::: Material for the task :::

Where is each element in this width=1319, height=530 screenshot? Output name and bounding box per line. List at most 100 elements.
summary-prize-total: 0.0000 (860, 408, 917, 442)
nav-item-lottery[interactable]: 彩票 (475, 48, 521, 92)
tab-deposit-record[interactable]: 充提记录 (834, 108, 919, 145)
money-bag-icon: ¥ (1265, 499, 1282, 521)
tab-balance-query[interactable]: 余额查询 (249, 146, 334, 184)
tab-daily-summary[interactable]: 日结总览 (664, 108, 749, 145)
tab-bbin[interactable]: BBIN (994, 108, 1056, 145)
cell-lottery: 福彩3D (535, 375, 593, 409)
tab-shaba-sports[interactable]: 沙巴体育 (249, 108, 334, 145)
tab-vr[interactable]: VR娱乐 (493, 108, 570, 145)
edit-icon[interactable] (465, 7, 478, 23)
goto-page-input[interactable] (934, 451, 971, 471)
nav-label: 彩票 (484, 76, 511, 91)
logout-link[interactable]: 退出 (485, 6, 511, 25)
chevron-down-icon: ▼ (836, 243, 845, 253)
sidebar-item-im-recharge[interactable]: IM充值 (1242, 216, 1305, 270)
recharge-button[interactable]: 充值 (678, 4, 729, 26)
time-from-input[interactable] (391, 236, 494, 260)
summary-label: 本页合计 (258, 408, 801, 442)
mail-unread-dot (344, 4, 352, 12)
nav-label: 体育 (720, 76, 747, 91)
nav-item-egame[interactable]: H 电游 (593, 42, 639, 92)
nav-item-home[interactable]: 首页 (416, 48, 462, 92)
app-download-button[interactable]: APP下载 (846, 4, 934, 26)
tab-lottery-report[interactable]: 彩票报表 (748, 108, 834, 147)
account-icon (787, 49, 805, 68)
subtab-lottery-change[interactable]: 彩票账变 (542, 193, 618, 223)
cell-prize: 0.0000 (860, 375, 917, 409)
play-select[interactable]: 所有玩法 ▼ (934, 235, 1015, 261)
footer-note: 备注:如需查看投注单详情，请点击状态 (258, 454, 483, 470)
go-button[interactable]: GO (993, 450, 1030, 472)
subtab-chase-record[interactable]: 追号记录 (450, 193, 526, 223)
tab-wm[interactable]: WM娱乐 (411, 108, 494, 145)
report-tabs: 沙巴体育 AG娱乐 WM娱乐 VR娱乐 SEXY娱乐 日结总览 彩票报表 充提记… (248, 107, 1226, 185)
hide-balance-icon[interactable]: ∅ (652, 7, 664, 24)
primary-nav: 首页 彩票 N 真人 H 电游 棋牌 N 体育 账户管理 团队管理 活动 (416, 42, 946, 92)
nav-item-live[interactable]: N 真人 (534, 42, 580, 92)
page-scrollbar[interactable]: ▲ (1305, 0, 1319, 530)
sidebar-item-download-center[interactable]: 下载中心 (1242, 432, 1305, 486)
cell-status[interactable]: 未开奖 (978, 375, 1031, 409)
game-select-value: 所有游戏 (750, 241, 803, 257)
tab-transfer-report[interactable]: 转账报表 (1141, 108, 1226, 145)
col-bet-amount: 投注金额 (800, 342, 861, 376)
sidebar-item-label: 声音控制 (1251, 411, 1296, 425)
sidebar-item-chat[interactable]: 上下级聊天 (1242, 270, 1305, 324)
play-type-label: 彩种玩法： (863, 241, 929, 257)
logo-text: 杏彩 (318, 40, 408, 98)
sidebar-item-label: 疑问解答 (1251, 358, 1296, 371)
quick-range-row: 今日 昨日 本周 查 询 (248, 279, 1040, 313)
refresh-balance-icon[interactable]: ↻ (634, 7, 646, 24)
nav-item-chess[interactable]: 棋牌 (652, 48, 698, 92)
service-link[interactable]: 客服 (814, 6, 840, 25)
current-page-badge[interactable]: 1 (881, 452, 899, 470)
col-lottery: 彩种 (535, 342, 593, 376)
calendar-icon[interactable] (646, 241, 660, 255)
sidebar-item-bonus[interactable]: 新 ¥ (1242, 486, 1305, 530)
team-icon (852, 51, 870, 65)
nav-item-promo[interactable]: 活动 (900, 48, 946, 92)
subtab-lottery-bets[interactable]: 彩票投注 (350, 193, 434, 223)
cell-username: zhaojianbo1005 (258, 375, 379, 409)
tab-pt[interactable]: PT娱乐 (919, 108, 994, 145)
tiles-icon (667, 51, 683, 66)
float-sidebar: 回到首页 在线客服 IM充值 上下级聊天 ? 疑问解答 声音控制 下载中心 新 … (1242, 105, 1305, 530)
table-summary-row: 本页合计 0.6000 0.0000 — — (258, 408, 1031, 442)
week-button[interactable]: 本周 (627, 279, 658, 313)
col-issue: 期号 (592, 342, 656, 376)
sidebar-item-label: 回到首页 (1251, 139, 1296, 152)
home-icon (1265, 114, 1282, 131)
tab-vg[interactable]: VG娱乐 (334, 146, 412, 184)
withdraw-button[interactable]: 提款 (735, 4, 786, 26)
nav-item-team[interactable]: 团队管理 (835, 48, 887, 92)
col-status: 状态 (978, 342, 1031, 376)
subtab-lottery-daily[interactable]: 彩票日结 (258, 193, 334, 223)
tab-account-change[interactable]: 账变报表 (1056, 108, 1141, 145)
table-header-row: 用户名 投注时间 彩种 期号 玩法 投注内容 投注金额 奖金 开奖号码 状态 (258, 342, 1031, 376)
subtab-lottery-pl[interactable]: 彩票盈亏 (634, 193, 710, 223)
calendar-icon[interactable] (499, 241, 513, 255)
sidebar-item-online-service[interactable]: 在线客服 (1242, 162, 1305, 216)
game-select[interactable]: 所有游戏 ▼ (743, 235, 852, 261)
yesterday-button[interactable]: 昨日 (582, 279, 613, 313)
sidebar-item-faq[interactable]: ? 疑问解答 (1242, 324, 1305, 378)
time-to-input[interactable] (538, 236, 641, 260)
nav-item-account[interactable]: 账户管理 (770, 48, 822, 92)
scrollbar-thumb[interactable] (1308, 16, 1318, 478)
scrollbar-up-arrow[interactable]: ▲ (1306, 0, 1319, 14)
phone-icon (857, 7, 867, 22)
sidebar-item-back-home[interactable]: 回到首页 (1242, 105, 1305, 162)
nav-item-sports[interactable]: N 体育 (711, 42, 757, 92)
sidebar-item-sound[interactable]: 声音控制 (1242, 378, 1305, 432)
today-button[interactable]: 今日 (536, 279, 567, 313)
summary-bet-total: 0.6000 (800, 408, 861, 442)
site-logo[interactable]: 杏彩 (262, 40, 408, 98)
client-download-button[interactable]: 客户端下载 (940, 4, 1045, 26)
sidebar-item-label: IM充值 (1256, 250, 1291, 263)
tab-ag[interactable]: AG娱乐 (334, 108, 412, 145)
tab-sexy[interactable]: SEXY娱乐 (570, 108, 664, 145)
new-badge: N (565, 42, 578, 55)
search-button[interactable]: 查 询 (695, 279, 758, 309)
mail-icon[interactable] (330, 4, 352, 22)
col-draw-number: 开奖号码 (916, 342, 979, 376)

:::

Exercise
Format every line of the entries above as a Markdown table with the columns Row and Line. Number the rows and leave out any blank lines.

Full answer
| Row | Line |
|---|---|
| 1 | Where is each element in this width=1319, height=530 screenshot? Output name and bounding box per line. List at most 100 elements. |
| 2 | summary-prize-total: 0.0000 (860, 408, 917, 442) |
| 3 | nav-item-lottery[interactable]: 彩票 (475, 48, 521, 92) |
| 4 | tab-deposit-record[interactable]: 充提记录 (834, 108, 919, 145) |
| 5 | money-bag-icon: ¥ (1265, 499, 1282, 521) |
| 6 | tab-balance-query[interactable]: 余额查询 (249, 146, 334, 184) |
| 7 | tab-daily-summary[interactable]: 日结总览 (664, 108, 749, 145) |
| 8 | tab-bbin[interactable]: BBIN (994, 108, 1056, 145) |
| 9 | cell-lottery: 福彩3D (535, 375, 593, 409) |
| 10 | tab-shaba-sports[interactable]: 沙巴体育 (249, 108, 334, 145) |
| 11 | tab-vr[interactable]: VR娱乐 (493, 108, 570, 145) |
| 12 | edit-icon[interactable] (465, 7, 478, 23) |
| 13 | goto-page-input[interactable] (934, 451, 971, 471) |
| 14 | nav-label: 彩票 (484, 76, 511, 91) |
| 15 | logout-link[interactable]: 退出 (485, 6, 511, 25) |
| 16 | chevron-down-icon: ▼ (836, 243, 845, 253) |
| 17 | sidebar-item-im-recharge[interactable]: IM充值 (1242, 216, 1305, 270) |
| 18 | recharge-button[interactable]: 充值 (678, 4, 729, 26) |
| 19 | time-from-input[interactable] (391, 236, 494, 260) |
| 20 | summary-label: 本页合计 (258, 408, 801, 442) |
| 21 | mail-unread-dot (344, 4, 352, 12) |
| 22 | nav-label: 体育 (720, 76, 747, 91) |
| 23 | nav-item-egame[interactable]: H 电游 (593, 42, 639, 92) |
| 24 | nav-item-home[interactable]: 首页 (416, 48, 462, 92) |
| 25 | app-download-button[interactable]: APP下载 (846, 4, 934, 26) |
| 26 | tab-lottery-report[interactable]: 彩票报表 (748, 108, 834, 147) |
| 27 | account-icon (787, 49, 805, 68) |
| 28 | subtab-lottery-change[interactable]: 彩票账变 (542, 193, 618, 223) |
| 29 | cell-prize: 0.0000 (860, 375, 917, 409) |
| 30 | play-select[interactable]: 所有玩法 ▼ (934, 235, 1015, 261) |
| 31 | footer-note: 备注:如需查看投注单详情，请点击状态 (258, 454, 483, 470) |
| 32 | go-button[interactable]: GO (993, 450, 1030, 472) |
| 33 | subtab-chase-record[interactable]: 追号记录 (450, 193, 526, 223) |
| 34 | tab-wm[interactable]: WM娱乐 (411, 108, 494, 145) |
| 35 | report-tabs: 沙巴体育 AG娱乐 WM娱乐 VR娱乐 SEXY娱乐 日结总览 彩票报表 充提记… (248, 107, 1226, 185) |
| 36 | hide-balance-icon[interactable]: ∅ (652, 7, 664, 24) |
| 37 | primary-nav: 首页 彩票 N 真人 H 电游 棋牌 N 体育 账户管理 团队管理 活动 (416, 42, 946, 92) |
| 38 | nav-item-live[interactable]: N 真人 (534, 42, 580, 92) |
| 39 | page-scrollbar[interactable]: ▲ (1305, 0, 1319, 530) |
| 40 | sidebar-item-download-center[interactable]: 下载中心 (1242, 432, 1305, 486) |
| 41 | cell-status[interactable]: 未开奖 (978, 375, 1031, 409) |
| 42 | game-select-value: 所有游戏 (750, 241, 803, 257) |
| 43 | tab-transfer-report[interactable]: 转账报表 (1141, 108, 1226, 145) |
| 44 | col-bet-amount: 投注金额 (800, 342, 861, 376) |
| 45 | sidebar-item-label: 声音控制 (1251, 411, 1296, 425) |
| 46 | sidebar-item-chat[interactable]: 上下级聊天 (1242, 270, 1305, 324) |
| 47 | play-type-label: 彩种玩法： (863, 241, 929, 257) |
| 48 | logo-text: 杏彩 (318, 40, 408, 98) |
| 49 | sidebar-item-label: 疑问解答 (1251, 358, 1296, 371) |
| 50 | quick-range-row: 今日 昨日 本周 查 询 (248, 279, 1040, 313) |
| 51 | refresh-balance-icon[interactable]: ↻ (634, 7, 646, 24) |
| 52 | nav-item-chess[interactable]: 棋牌 (652, 48, 698, 92) |
| 53 | service-link[interactable]: 客服 (814, 6, 840, 25) |
| 54 | current-page-badge[interactable]: 1 (881, 452, 899, 470) |
| 55 | col-lottery: 彩种 (535, 342, 593, 376) |
| 56 | calendar-icon[interactable] (646, 241, 660, 255) |
| 57 | sidebar-item-bonus[interactable]: 新 ¥ (1242, 486, 1305, 530) |
| 58 | team-icon (852, 51, 870, 65) |
| 59 | nav-item-promo[interactable]: 活动 (900, 48, 946, 92) |
| 60 | subtab-lottery-bets[interactable]: 彩票投注 (350, 193, 434, 223) |
| 61 | cell-username: zhaojianbo1005 (258, 375, 379, 409) |
| 62 | tab-pt[interactable]: PT娱乐 (919, 108, 994, 145) |
| 63 | tiles-icon (667, 51, 683, 66) |
| 64 | float-sidebar: 回到首页 在线客服 IM充值 上下级聊天 ? 疑问解答 声音控制 下载中心 新 … (1242, 105, 1305, 530) |
| 65 | table-summary-row: 本页合计 0.6000 0.0000 — — (258, 408, 1031, 442) |
| 66 | week-button[interactable]: 本周 (627, 279, 658, 313) |
| 67 | col-issue: 期号 (592, 342, 656, 376) |
| 68 | sidebar-item-label: 回到首页 (1251, 139, 1296, 152) |
| 69 | home-icon (1265, 114, 1282, 131) |
| 70 | tab-vg[interactable]: VG娱乐 (334, 146, 412, 184) |
| 71 | withdraw-button[interactable]: 提款 (735, 4, 786, 26) |
| 72 | nav-item-team[interactable]: 团队管理 (835, 48, 887, 92) |
| 73 | col-status: 状态 (978, 342, 1031, 376) |
| 74 | subtab-lottery-daily[interactable]: 彩票日结 (258, 193, 334, 223) |
| 75 | tab-account-change[interactable]: 账变报表 (1056, 108, 1141, 145) |
| 76 | table-header-row: 用户名 投注时间 彩种 期号 玩法 投注内容 投注金额 奖金 开奖号码 状态 (258, 342, 1031, 376) |
| 77 | subtab-lottery-pl[interactable]: 彩票盈亏 (634, 193, 710, 223) |
| 78 | calendar-icon[interactable] (499, 241, 513, 255) |
| 79 | sidebar-item-online-service[interactable]: 在线客服 (1242, 162, 1305, 216) |
| 80 | game-select[interactable]: 所有游戏 ▼ (743, 235, 852, 261) |
| 81 | yesterday-button[interactable]: 昨日 (582, 279, 613, 313) |
| 82 | sidebar-item-faq[interactable]: ? 疑问解答 (1242, 324, 1305, 378) |
| 83 | time-to-input[interactable] (538, 236, 641, 260) |
| 84 | nav-item-account[interactable]: 账户管理 (770, 48, 822, 92) |
| 85 | scrollbar-thumb[interactable] (1308, 16, 1318, 478) |
| 86 | scrollbar-up-arrow[interactable]: ▲ (1306, 0, 1319, 14) |
| 87 | phone-icon (857, 7, 867, 22) |
| 88 | sidebar-item-back-home[interactable]: 回到首页 (1242, 105, 1305, 162) |
| 89 | nav-item-sports[interactable]: N 体育 (711, 42, 757, 92) |
| 90 | sidebar-item-sound[interactable]: 声音控制 (1242, 378, 1305, 432) |
| 91 | today-button[interactable]: 今日 (536, 279, 567, 313) |
| 92 | summary-bet-total: 0.6000 (800, 408, 861, 442) |
| 93 | site-logo[interactable]: 杏彩 (262, 40, 408, 98) |
| 94 | client-download-button[interactable]: 客户端下载 (940, 4, 1045, 26) |
| 95 | sidebar-item-label: IM充值 (1256, 250, 1291, 263) |
| 96 | tab-ag[interactable]: AG娱乐 (334, 108, 412, 145) |
| 97 | tab-sexy[interactable]: SEXY娱乐 (570, 108, 664, 145) |
| 98 | new-badge: N (565, 42, 578, 55) |
| 99 | search-button[interactable]: 查 询 (695, 279, 758, 309) |
| 100 | mail-icon[interactable] (330, 4, 352, 22) |
| 101 | col-draw-number: 开奖号码 (916, 342, 979, 376) |